**What the exercise asks**: Which lines below hold the word "text"? Report each one.

--- Start of Records shown ---

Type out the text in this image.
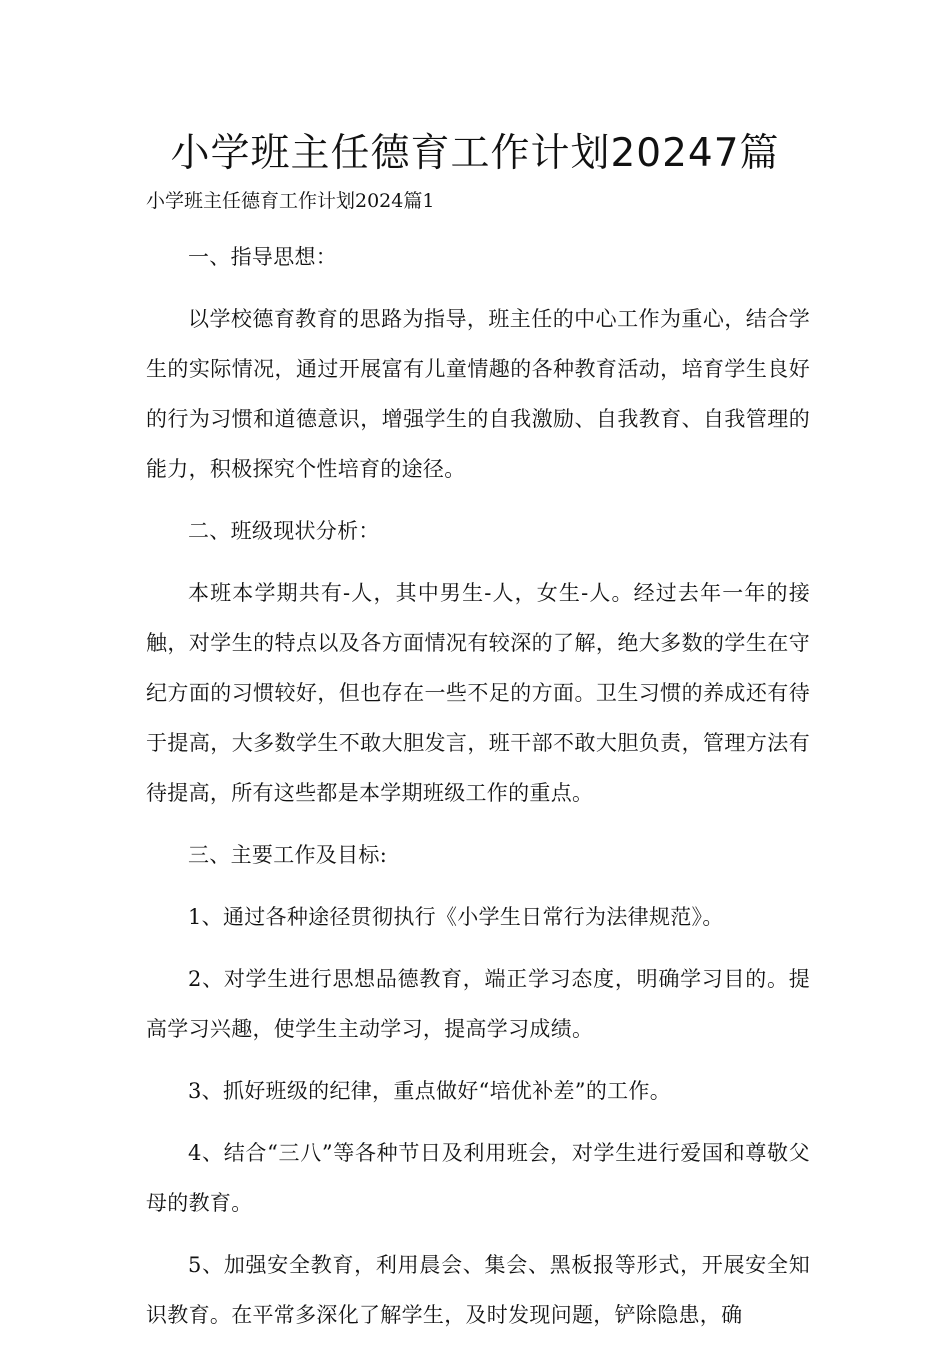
小学班主任德育工作计划20247篇

小学班主任德育工作计划2024篇1

一、指导思想：

以学校德育教育的思路为指导，班主任的中心工作为重心，结合学生的实际情况，通过开展富有儿童情趣的各种教育活动，培育学生良好的行为习惯和道德意识，增强学生的自我激励、自我教育、自我管理的能力，积极探究个性培育的途径。

二、班级现状分析：

本班本学期共有-人，其中男生-人，女生-人。经过去年一年的接触，对学生的特点以及各方面情况有较深的了解，绝大多数的学生在守纪方面的习惯较好，但也存在一些不足的方面。卫生习惯的养成还有待于提高，大多数学生不敢大胆发言，班干部不敢大胆负责，管理方法有待提高，所有这些都是本学期班级工作的重点。

三、主要工作及目标:

1、通过各种途径贯彻执行《小学生日常行为法律规范》。

2、对学生进行思想品德教育，端正学习态度，明确学习目的。提高学习兴趣，使学生主动学习，提高学习成绩。

3、抓好班级的纪律，重点做好“培优补差”的工作。

4、结合“三八”等各种节日及利用班会，对学生进行爱国和尊敬父母的教育。

5、加强安全教育，利用晨会、集会、黑板报等形式，开展安全知识教育。在平常多深化了解学生，及时发现问题，铲除隐患，确
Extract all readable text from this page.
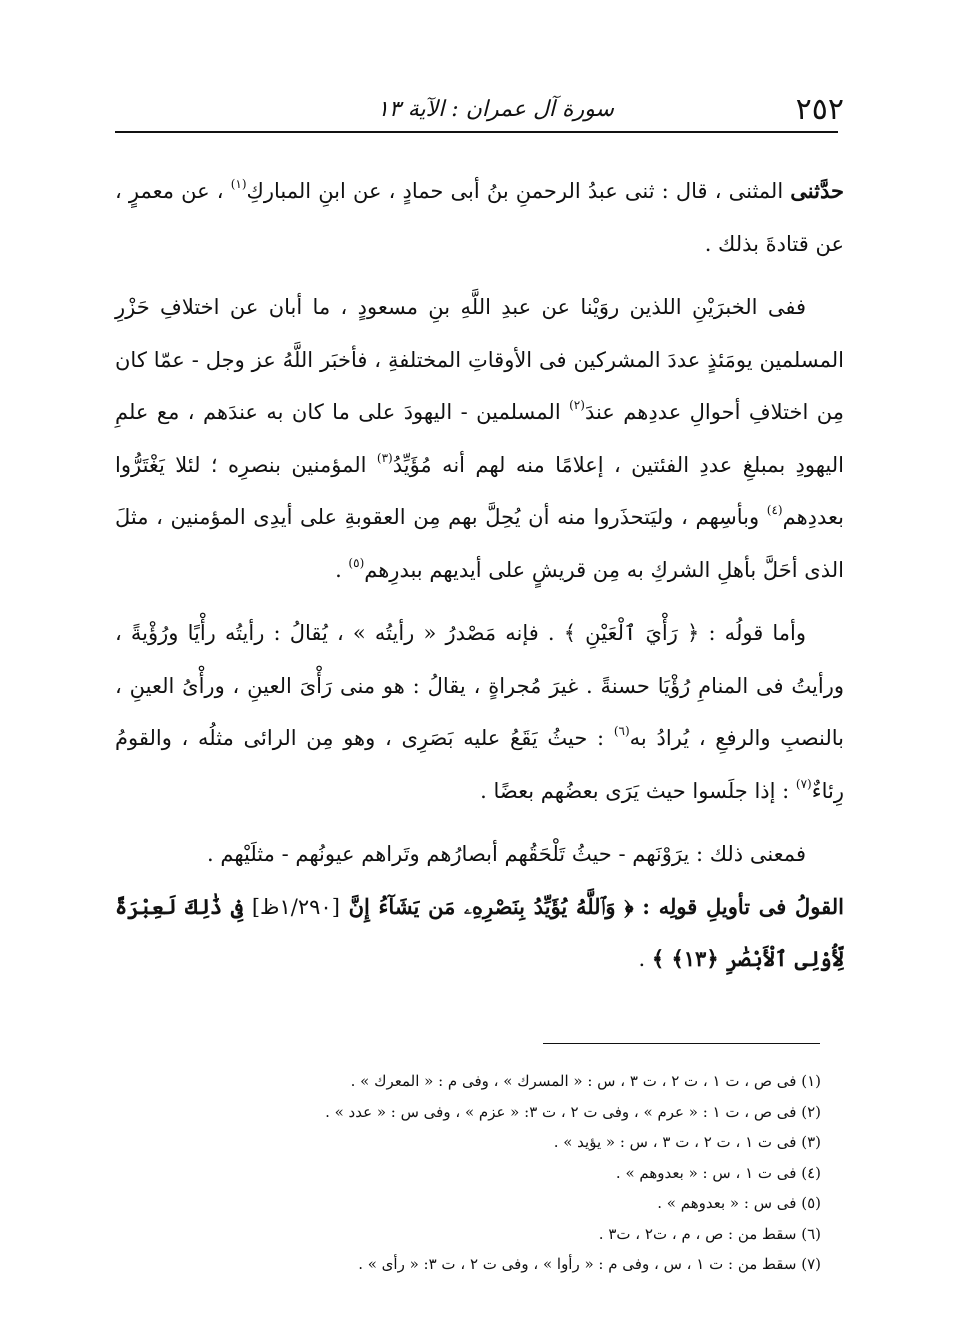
٢٥٢
سورة آل عمران : الآية ١٣

حدَّثنى المثنى ، قال : ثنى عبدُ الرحمنِ بنُ أبى حمادٍ ، عن ابنِ المباركِ$^{(١)}$ ، عن معمرٍ ، عن قتادةَ بذلك .

ففى الخبرَيْنِ اللذين روَيْنا عن عبدِ اللَّهِ بنِ مسعودٍ ، ما أبان عن اختلافِ حَزْرِ المسلمين يومَئذٍ عددَ المشركين فى الأوقاتِ المختلفةِ ، فأخبَر اللَّهُ عز وجل - عمّا كان مِن اختلافِ أحوالِ عددِهم عندَ$^{(٢)}$ المسلمين - اليهودَ على ما كان به عندَهم ، مع علمِ اليهودِ بمبلغِ عددِ الفئتين ، إعلامًا منه لهم أنه مُؤَيِّدُ$^{(٣)}$ المؤمنين بنصرِه ؛ لئلا يَغْتَرُّوا بعددِهم$^{(٤)}$ وبأسِهم ، وليَتحذَروا منه أن يُحِلَّ بهم مِن العقوبةِ على أيدِى المؤمنين ، مثلَ الذى أحَلَّ بأهلِ الشركِ به مِن قريشٍ على أيديهم ببدرِهم$^{(٥)}$ .

وأما قولُه : ﴿ رَأْيَ ٱلْعَيْنِ ﴾ . فإنه مَصْدرُ « رأيتُه » ، يُقالُ : رأيتُه رأْيًا ورُؤْيةً ، ورأيتُ فى المنامِ رُؤْيَا حسنةً . غيرَ مُجراةٍ ، يقالُ : هو منى رَأْىَ العينِ ، ورأْىُ العينِ ، بالنصبِ والرفعِ ، يُرادُ به$^{(٦)}$ : حيثُ يَقَعُ عليه بَصَرِى ، وهو مِن الرائى مثلُه ، والقومُ رِئاءٌ$^{(٧)}$ : إذا جلَسوا حيث يَرَى بعضُهم بعضًا .

فمعنى ذلك : يرَوْنَهم - حيثُ تَلْحَقُهم أبصارُهم وتَراهم عيونُهم - مثلَيْهم .

القولُ فى تأويلِ قولِه : ﴿ وَٱللَّهُ يُؤَيِّدُ بِنَصْرِهِۦ مَن يَشَآءُ إِنَّ [١/٢٩٠ظ] فِى ذَٰلِكَ لَعِبْرَةً لِّأُوْلِى ٱلْأَبْصَٰرِ ﴿١٣﴾ ﴾ .

(١) فى ص ، ت ١ ، ت ٢ ، ت ٣ ، س : « المسرك » ، وفى م : « المعرك » .
(٢) فى ص ، ت ١ : « عرم » ، وفى ت ٢ ، ت ٣: « عزم » ، وفى س : « عدد » .
(٣) فى ت ١ ، ت ٢ ، ت ٣ ، س : « يؤيد » .
(٤) فى ت ١ ، س : « بعدوهم » .
(٥) فى س : « بعدوهم » .
(٦) سقط من : ص ، م ، ت٢ ، ت٣ .
(٧) سقط من : ت ١ ، س ، وفى م : « رأوا » ، وفى ت ٢ ، ت ٣: « رأى » .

--- End of Records shown ---

**Answer to the exercise**:
Type out the text in this image.
Extract all readable text from this page.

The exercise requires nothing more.